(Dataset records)
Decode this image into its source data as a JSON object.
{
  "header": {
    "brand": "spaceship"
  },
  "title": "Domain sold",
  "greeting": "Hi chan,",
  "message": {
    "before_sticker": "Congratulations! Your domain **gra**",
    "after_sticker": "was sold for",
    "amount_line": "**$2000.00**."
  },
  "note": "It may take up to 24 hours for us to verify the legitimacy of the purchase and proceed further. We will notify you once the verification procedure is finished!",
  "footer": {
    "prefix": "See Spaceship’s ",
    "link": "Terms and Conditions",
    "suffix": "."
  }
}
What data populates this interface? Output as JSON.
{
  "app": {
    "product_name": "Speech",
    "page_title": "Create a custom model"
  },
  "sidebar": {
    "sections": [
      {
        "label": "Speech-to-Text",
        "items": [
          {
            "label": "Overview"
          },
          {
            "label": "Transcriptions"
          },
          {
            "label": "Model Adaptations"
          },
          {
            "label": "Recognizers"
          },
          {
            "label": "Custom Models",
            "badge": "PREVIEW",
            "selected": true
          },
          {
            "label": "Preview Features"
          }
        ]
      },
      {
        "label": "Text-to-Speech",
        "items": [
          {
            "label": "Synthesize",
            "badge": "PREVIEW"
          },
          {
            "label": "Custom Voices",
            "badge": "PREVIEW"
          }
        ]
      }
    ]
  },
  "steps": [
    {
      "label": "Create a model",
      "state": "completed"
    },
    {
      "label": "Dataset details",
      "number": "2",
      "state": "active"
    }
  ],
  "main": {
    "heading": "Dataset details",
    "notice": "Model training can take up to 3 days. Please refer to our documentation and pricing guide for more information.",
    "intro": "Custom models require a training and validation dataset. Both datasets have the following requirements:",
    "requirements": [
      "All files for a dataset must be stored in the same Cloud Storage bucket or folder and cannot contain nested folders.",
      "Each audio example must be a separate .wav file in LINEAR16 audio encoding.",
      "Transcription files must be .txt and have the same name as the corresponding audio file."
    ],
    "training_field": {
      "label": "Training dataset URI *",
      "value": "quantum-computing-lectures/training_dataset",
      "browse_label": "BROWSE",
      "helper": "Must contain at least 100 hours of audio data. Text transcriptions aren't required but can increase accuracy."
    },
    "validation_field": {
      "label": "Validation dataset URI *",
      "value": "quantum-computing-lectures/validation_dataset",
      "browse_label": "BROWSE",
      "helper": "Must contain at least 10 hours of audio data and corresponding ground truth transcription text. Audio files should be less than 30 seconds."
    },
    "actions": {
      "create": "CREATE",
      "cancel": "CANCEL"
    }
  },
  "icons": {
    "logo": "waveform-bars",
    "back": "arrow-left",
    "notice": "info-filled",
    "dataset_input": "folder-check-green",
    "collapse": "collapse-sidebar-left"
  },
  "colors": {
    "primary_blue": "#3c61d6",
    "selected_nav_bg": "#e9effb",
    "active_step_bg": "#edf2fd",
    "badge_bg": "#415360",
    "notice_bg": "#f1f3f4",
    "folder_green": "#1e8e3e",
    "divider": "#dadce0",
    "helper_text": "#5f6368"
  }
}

• Task details
Search the preceding listing for the word "this" and pull out every line that holds it.

• Task result
Decode this image into its source data as a JSON object.
What data populates this interface? Output as JSON.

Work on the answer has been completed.